A run of records:
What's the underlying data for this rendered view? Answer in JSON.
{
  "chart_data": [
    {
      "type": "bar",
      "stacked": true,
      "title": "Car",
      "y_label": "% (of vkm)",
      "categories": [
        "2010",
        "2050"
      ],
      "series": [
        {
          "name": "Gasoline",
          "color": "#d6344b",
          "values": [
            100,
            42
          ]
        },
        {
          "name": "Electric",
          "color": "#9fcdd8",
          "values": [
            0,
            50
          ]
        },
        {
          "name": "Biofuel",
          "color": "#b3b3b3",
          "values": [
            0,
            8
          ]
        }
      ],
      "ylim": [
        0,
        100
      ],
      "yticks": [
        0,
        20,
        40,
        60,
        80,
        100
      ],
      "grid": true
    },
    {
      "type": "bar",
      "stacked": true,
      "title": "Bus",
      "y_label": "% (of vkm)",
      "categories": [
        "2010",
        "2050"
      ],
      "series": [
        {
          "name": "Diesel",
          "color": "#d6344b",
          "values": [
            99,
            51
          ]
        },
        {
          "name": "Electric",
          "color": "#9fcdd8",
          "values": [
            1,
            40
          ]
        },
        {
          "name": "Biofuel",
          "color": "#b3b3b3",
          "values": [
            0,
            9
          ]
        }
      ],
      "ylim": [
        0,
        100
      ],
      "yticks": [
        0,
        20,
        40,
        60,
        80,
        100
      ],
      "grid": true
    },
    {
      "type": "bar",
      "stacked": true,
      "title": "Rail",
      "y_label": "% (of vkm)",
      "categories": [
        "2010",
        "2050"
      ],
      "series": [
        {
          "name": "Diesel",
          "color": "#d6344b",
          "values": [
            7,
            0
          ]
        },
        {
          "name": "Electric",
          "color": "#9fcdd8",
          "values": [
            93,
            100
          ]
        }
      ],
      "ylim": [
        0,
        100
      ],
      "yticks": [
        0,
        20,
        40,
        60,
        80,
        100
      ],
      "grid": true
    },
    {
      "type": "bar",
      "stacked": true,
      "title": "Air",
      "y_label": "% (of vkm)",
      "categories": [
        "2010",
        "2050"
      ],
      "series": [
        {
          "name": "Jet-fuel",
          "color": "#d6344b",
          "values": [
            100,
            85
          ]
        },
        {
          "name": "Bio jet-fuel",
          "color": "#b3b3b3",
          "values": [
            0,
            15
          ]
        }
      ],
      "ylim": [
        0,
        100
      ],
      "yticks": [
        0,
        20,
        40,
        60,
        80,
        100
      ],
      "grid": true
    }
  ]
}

**Exercise directions**
Reproduce the entire listing word for word.

**Task solution**
What's the underlying data for this rendered view? Answer in JSON.
{
  "chart_data": [
    {
      "type": "bar",
      "stacked": true,
      "title": "Car",
      "y_label": "% (of vkm)",
      "categories": [
        "2010",
        "2050"
      ],
      "series": [
        {
          "name": "Gasoline",
          "color": "#d6344b",
          "values": [
            100,
            42
          ]
        },
        {
          "name": "Electric",
          "color": "#9fcdd8",
          "values": [
            0,
            50
          ]
        },
        {
          "name": "Biofuel",
          "color": "#b3b3b3",
          "values": [
            0,
            8
          ]
        }
      ],
      "ylim": [
        0,
        100
      ],
      "yticks": [
        0,
        20,
        40,
        60,
        80,
        100
      ],
      "grid": true
    },
    {
      "type": "bar",
      "stacked": true,
      "title": "Bus",
      "y_label": "% (of vkm)",
      "categories": [
        "2010",
        "2050"
      ],
      "series": [
        {
          "name": "Diesel",
          "color": "#d6344b",
          "values": [
            99,
            51
          ]
        },
        {
          "name": "Electric",
          "color": "#9fcdd8",
          "values": [
            1,
            40
          ]
        },
        {
          "name": "Biofuel",
          "color": "#b3b3b3",
          "values": [
            0,
            9
          ]
        }
      ],
      "ylim": [
        0,
        100
      ],
      "yticks": [
        0,
        20,
        40,
        60,
        80,
        100
      ],
      "grid": true
    },
    {
      "type": "bar",
      "stacked": true,
      "title": "Rail",
      "y_label": "% (of vkm)",
      "categories": [
        "2010",
        "2050"
      ],
      "series": [
        {
          "name": "Diesel",
          "color": "#d6344b",
          "values": [
            7,
            0
          ]
        },
        {
          "name": "Electric",
          "color": "#9fcdd8",
          "values": [
            93,
            100
          ]
        }
      ],
      "ylim": [
        0,
        100
      ],
      "yticks": [
        0,
        20,
        40,
        60,
        80,
        100
      ],
      "grid": true
    },
    {
      "type": "bar",
      "stacked": true,
      "title": "Air",
      "y_label": "% (of vkm)",
      "categories": [
        "2010",
        "2050"
      ],
      "series": [
        {
          "name": "Jet-fuel",
          "color": "#d6344b",
          "values": [
            100,
            85
          ]
        },
        {
          "name": "Bio jet-fuel",
          "color": "#b3b3b3",
          "values": [
            0,
            15
          ]
        }
      ],
      "ylim": [
        0,
        100
      ],
      "yticks": [
        0,
        20,
        40,
        60,
        80,
        100
      ],
      "grid": true
    }
  ]
}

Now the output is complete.